-- Exercise data --
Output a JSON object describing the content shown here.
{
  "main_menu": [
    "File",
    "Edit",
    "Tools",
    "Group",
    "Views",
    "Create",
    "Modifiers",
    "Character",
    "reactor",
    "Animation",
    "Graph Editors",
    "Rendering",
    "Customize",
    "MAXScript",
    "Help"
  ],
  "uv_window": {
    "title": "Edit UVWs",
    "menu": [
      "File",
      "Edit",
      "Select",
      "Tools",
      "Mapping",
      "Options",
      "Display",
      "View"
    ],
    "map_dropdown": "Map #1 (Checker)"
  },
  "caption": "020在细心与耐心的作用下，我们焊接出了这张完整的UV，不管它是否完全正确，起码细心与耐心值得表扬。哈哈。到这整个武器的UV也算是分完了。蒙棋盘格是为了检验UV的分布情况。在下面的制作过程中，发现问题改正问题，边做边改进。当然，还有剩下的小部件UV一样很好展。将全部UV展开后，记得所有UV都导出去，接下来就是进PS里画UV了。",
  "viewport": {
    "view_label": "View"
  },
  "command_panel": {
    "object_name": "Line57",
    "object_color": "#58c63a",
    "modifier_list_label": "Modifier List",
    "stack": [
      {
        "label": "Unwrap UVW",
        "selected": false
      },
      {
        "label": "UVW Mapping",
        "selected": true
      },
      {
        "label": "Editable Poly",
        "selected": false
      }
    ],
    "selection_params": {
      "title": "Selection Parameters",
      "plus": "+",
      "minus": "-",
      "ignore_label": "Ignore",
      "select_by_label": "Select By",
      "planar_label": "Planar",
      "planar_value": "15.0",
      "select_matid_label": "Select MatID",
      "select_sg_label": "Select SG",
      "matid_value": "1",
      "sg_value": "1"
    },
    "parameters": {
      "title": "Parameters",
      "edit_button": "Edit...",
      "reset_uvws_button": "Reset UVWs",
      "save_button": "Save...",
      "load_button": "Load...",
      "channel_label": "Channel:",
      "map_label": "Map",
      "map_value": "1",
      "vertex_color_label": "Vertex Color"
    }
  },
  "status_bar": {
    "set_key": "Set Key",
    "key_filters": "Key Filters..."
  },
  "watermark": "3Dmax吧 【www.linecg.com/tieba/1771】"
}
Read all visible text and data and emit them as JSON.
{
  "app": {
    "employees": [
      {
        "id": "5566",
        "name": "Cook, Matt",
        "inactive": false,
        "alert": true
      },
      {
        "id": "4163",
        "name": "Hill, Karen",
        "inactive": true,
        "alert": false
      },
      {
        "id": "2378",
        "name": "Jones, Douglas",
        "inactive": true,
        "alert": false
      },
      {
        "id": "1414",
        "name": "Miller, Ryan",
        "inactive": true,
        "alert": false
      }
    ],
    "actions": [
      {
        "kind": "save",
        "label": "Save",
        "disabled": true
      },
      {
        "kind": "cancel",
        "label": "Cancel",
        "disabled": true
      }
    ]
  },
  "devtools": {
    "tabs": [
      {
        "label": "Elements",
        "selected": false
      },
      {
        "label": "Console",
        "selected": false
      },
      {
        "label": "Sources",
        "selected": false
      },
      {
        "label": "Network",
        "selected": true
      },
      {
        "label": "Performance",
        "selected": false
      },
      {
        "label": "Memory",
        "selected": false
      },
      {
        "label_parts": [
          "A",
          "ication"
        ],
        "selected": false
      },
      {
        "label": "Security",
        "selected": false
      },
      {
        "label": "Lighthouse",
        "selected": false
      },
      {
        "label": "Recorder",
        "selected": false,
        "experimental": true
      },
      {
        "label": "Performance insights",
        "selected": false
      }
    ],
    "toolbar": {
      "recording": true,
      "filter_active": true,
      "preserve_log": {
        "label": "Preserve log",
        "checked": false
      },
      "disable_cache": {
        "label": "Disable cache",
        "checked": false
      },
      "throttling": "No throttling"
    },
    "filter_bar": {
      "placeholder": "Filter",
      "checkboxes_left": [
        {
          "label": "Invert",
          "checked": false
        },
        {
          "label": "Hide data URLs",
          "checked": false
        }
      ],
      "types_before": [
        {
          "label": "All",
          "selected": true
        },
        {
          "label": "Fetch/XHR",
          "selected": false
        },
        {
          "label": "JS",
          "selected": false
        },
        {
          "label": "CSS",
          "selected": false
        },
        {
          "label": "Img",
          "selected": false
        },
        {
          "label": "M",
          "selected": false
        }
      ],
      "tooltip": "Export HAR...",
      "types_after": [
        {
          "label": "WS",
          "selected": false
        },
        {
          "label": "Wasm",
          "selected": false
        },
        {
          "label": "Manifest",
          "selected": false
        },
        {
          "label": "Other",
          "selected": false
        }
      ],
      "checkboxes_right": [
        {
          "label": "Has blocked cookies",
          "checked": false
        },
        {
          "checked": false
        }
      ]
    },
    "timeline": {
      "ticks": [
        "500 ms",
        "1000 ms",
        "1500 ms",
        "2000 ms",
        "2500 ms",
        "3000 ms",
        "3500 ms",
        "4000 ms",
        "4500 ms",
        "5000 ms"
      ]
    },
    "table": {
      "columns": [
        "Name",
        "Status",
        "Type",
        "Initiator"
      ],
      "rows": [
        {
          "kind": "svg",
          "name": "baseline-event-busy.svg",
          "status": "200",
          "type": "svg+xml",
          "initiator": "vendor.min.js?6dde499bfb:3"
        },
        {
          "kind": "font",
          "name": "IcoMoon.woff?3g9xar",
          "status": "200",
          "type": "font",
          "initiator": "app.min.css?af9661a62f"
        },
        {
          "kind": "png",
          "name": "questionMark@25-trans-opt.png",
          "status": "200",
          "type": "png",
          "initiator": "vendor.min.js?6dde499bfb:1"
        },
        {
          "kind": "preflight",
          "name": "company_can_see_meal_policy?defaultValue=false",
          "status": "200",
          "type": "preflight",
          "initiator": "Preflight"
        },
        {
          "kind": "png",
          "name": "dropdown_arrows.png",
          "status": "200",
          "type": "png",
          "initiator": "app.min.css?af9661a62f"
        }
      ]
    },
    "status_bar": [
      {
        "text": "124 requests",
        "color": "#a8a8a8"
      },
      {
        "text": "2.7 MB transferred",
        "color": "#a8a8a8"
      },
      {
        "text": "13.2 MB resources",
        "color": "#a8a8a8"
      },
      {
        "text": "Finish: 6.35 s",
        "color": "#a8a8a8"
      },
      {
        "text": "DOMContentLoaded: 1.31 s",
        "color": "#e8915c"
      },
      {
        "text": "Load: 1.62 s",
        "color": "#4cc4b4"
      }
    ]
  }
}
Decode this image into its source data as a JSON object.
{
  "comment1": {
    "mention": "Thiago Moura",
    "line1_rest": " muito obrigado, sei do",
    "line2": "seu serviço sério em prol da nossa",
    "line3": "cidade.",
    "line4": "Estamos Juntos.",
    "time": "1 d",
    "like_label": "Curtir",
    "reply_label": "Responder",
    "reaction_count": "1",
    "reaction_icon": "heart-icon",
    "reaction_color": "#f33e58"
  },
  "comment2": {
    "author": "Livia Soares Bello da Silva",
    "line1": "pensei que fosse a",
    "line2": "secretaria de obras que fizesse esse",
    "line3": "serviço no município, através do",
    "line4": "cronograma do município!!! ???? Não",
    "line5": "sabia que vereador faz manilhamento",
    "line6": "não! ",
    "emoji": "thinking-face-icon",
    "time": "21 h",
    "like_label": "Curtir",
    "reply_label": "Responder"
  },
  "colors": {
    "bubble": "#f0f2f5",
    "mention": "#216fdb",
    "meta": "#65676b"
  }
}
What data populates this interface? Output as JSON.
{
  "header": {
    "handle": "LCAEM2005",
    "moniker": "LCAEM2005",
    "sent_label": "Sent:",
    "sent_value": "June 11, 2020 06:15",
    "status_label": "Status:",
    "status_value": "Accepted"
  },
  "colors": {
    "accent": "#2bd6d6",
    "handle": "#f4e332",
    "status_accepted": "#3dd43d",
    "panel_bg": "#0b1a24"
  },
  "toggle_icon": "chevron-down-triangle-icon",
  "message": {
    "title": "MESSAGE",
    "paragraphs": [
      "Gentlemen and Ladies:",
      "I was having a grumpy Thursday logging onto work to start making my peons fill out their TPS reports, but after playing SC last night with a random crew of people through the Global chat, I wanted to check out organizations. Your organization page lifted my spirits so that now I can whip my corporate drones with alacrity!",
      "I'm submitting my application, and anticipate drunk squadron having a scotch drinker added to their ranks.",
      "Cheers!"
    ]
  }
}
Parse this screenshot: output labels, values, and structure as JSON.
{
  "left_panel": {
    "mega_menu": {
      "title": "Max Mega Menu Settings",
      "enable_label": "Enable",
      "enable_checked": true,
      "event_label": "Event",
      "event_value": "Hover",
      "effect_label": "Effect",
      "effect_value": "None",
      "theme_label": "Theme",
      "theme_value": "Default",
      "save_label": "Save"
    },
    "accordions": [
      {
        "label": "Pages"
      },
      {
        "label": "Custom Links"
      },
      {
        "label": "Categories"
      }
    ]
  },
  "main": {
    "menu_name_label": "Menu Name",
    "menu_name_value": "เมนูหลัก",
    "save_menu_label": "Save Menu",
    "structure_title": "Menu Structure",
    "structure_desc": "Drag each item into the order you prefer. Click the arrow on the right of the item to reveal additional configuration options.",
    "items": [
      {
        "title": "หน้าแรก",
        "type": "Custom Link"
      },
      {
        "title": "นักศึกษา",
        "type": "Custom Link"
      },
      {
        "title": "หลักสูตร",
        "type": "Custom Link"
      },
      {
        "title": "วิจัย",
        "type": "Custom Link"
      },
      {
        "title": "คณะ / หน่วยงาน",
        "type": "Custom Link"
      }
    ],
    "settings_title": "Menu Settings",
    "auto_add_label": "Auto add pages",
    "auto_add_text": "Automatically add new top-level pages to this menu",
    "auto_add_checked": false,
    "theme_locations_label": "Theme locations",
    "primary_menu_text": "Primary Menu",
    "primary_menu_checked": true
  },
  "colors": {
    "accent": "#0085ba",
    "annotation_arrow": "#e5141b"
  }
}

-- What to work on --
Copy all lines in the listing above where the string "icon" appears.

-- Answer to the task --
    "reaction_icon": "heart-icon",
    "emoji": "thinking-face-icon",
  "toggle_icon": "chevron-down-triangle-icon",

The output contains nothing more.